What you are asked to do :: Copy each line below that includes "Industry".

Data supplied ::
□ □ □ □ □ □ □
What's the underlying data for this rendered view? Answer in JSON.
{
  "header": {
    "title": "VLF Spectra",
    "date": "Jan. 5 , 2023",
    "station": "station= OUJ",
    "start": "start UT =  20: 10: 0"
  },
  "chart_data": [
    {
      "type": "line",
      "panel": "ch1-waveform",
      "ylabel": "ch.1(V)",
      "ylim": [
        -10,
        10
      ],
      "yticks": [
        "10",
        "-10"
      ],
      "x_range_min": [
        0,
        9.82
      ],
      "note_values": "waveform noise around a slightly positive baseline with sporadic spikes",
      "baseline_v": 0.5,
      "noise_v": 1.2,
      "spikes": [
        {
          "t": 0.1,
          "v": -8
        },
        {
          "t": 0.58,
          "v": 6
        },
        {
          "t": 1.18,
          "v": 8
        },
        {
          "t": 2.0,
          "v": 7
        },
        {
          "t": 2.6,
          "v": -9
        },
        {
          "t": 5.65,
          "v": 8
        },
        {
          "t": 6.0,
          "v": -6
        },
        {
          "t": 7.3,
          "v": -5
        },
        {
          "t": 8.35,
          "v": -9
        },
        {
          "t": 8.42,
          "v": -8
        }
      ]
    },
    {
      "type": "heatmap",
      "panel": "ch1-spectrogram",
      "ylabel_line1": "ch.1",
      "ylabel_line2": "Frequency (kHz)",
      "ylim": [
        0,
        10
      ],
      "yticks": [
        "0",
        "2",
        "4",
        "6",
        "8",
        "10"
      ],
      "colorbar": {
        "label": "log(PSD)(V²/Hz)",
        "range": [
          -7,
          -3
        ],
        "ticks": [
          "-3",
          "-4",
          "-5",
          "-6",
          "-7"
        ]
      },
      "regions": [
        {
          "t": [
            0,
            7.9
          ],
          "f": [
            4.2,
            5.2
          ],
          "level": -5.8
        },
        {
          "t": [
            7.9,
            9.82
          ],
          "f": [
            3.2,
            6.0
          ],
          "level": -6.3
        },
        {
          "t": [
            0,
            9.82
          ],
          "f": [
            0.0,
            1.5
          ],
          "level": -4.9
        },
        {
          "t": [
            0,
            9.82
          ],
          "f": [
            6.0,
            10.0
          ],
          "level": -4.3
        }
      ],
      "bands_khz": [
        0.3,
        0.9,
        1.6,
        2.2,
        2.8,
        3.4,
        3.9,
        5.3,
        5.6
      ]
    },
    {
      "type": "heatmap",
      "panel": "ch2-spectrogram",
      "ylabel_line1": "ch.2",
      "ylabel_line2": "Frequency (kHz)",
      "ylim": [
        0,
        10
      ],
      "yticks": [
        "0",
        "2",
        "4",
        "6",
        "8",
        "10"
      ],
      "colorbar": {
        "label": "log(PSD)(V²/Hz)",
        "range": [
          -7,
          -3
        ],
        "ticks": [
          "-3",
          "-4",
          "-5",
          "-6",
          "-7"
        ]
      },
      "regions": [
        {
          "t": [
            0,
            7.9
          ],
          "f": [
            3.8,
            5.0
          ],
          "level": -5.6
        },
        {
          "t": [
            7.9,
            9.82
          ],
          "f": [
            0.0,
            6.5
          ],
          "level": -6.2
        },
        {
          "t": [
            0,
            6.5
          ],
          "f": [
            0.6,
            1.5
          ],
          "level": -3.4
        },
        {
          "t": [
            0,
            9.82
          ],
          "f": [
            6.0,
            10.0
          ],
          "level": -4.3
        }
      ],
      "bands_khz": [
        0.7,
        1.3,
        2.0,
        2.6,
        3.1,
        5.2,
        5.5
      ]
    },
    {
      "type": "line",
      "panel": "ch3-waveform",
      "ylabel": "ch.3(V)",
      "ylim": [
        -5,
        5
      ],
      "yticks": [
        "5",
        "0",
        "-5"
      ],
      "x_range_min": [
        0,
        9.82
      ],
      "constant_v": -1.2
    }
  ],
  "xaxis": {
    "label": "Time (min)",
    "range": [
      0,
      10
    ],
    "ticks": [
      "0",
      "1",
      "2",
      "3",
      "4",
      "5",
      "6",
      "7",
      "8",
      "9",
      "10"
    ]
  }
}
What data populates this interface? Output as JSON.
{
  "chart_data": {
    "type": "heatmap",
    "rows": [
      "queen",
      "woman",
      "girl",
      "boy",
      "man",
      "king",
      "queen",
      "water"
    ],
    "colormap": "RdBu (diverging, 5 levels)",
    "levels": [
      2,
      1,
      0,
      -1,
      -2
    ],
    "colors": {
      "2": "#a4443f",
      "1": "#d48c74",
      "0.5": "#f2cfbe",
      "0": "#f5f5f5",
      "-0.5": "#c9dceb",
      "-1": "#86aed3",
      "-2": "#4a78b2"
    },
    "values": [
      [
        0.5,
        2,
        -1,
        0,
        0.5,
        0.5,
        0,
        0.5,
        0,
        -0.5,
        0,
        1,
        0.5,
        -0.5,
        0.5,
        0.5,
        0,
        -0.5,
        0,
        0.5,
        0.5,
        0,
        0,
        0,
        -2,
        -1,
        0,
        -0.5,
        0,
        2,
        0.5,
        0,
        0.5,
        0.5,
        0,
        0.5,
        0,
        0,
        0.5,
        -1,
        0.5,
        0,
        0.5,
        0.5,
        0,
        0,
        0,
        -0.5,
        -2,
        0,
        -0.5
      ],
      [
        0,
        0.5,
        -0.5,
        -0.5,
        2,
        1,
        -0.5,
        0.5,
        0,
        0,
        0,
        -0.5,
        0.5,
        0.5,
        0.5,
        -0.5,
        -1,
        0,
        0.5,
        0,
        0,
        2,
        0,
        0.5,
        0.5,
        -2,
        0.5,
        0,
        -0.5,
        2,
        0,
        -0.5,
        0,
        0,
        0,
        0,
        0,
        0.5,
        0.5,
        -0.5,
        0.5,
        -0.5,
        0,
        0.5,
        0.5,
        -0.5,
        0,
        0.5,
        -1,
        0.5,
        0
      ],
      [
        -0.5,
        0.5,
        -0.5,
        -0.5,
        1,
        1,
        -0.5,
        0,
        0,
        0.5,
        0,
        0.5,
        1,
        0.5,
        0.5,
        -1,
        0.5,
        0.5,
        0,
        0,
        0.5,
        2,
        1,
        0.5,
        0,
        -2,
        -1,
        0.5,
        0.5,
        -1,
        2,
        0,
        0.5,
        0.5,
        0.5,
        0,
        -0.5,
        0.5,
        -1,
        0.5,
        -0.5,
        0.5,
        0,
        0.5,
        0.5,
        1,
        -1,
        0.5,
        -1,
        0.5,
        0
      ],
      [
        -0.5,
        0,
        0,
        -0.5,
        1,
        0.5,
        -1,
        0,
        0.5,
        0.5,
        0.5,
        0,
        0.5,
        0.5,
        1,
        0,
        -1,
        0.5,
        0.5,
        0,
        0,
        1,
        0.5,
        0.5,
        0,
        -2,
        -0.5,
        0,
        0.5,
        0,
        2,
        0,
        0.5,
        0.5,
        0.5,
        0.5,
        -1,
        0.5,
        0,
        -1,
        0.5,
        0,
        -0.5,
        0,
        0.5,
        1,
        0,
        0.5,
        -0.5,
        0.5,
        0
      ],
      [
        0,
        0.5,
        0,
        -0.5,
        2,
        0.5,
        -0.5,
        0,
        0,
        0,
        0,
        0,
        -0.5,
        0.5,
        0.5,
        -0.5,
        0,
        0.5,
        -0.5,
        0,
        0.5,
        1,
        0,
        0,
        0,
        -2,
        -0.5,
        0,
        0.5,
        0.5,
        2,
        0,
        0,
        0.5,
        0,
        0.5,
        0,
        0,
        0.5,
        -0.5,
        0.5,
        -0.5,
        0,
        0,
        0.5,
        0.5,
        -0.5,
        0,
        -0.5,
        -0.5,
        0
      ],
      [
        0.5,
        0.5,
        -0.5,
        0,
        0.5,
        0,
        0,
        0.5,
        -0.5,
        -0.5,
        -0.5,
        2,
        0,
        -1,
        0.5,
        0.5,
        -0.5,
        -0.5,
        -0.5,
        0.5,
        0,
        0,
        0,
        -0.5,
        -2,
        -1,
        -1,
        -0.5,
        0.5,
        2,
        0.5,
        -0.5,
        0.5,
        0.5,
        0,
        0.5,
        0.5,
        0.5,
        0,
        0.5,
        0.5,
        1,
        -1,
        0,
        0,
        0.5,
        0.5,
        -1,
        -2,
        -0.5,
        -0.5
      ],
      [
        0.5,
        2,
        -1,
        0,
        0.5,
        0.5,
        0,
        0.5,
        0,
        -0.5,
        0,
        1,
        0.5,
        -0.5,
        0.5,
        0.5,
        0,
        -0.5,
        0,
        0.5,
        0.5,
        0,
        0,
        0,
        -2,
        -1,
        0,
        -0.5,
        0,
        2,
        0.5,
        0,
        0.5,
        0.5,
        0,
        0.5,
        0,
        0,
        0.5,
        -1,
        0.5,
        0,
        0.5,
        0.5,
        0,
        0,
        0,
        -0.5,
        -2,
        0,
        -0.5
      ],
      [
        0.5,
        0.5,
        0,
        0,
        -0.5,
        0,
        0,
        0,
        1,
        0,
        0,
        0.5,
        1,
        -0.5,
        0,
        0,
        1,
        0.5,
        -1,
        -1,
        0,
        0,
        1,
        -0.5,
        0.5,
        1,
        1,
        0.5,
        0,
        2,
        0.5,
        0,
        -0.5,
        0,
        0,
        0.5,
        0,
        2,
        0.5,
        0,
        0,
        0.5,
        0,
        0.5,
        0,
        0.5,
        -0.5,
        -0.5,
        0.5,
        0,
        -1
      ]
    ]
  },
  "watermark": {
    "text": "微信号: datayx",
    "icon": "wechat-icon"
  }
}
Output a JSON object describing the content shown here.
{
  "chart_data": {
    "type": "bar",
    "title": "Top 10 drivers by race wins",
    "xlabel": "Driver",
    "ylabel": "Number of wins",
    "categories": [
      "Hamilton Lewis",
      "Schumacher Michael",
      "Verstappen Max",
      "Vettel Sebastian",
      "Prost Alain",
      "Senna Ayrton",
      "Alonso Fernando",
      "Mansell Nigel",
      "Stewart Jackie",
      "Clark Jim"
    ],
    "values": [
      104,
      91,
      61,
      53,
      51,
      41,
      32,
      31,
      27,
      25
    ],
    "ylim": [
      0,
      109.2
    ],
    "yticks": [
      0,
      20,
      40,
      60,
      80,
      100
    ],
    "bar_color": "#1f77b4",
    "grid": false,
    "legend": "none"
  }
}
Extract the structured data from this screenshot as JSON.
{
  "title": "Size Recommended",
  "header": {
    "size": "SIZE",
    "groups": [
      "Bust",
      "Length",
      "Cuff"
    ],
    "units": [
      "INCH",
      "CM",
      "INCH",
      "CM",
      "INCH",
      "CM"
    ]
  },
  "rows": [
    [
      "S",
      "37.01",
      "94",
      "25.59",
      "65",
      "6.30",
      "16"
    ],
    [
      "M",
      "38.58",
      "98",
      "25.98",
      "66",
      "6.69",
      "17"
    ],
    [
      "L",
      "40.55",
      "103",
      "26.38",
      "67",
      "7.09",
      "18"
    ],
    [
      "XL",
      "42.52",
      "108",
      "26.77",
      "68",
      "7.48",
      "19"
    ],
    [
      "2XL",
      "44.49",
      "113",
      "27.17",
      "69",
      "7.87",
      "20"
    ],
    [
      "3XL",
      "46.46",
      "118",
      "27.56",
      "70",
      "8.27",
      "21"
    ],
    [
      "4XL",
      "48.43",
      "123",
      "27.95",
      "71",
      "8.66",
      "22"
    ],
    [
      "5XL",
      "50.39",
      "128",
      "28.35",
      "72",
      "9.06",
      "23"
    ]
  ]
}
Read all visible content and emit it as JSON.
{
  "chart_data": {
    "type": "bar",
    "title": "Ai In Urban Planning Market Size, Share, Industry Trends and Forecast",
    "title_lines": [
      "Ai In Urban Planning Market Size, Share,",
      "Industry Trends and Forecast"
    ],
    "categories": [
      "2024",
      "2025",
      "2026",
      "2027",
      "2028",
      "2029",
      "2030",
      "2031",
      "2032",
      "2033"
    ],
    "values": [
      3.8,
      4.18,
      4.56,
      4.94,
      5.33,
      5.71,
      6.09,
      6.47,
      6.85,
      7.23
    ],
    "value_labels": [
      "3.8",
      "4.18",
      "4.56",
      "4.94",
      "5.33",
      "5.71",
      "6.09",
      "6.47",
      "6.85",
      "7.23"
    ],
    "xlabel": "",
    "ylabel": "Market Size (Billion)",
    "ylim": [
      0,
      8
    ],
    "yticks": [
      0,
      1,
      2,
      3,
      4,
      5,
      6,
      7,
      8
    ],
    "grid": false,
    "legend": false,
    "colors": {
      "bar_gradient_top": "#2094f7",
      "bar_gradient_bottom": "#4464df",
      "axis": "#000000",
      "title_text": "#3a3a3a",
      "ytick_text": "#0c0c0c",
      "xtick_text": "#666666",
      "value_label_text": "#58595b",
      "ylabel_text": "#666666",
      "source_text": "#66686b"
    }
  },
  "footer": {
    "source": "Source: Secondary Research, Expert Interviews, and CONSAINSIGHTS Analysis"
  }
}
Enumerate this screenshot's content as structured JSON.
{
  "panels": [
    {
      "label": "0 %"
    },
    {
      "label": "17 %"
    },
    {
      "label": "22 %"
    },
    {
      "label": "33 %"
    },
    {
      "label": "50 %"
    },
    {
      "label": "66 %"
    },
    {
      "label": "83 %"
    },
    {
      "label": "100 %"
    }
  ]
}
□ □ □ □ □ □ □
Answer to this exercise ::
    "title": "Ai In Urban Planning Market Size, Share, Industry Trends and Forecast",
      "Industry Trends and Forecast"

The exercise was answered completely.